#### [Problem details]
Work out how many lines have "Pollinated" in them. Give only that number.

#### [Records shown]
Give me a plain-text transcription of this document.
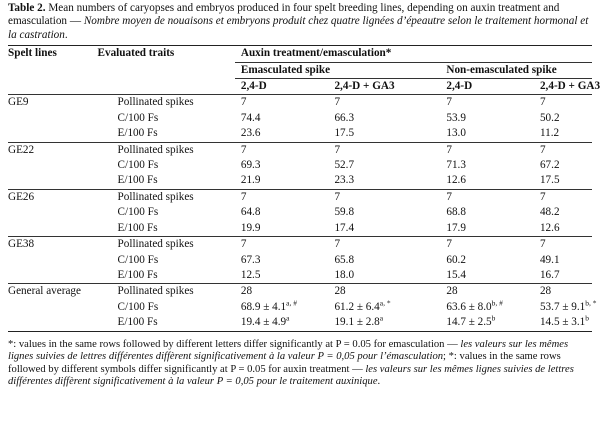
Table 2. Mean numbers of caryopses and embryos produced in four spelt breeding lines, depending on auxin treatment and emasculation — Nombre moyen de nouaisons et embryons produit chez quatre lignées d’épeautre selon le traitement hormonal et la castration.

Spelt lines	Evaluated traits	Auxin treatment/emasculation*			
		Emasculated spike		Non-emasculated spike	
		2,4-D	2,4-D + GA3	2,4-D	2,4-D + GA3
GE9	Pollinated spikes	7	7	7	7
	C/100 Fs	74.4	66.3	53.9	50.2
	E/100 Fs	23.6	17.5	13.0	11.2
GE22	Pollinated spikes	7	7	7	7
	C/100 Fs	69.3	52.7	71.3	67.2
	E/100 Fs	21.9	23.3	12.6	17.5
GE26	Pollinated spikes	7	7	7	7
	C/100 Fs	64.8	59.8	68.8	48.2
	E/100 Fs	19.9	17.4	17.9	12.6
GE38	Pollinated spikes	7	7	7	7
	C/100 Fs	67.3	65.8	60.2	49.1
	E/100 Fs	12.5	18.0	15.4	16.7
General average	Pollinated spikes	28	28	28	28
	C/100 Fs	$68.9 \pm 4.1^{a, \#}$	$61.2 \pm 6.4^{a, *}$	$63.6 \pm 8.0^{b, \#}$	$53.7 \pm 9.1^{b, *}$
	E/100 Fs	19.4 ± 4.9$^a$	19.1 ± 2.8$^a$	14.7 ± 2.5$^b$	14.5 ± 3.1$^b$
*: values in the same rows followed by different letters differ significantly at P = 0.05 for emasculation — les valeurs sur les mêmes lignes suivies de lettres différentes diffèrent significativement à la valeur P = 0,05 pour l’émasculation; *: values in the same rows followed by different symbols differ significantly at P = 0.05 for auxin treatment — les valeurs sur les mêmes lignes suivies de lettres différentes diffèrent significativement à la valeur P = 0,05 pour le traitement auxinique.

#### [Task answer]
5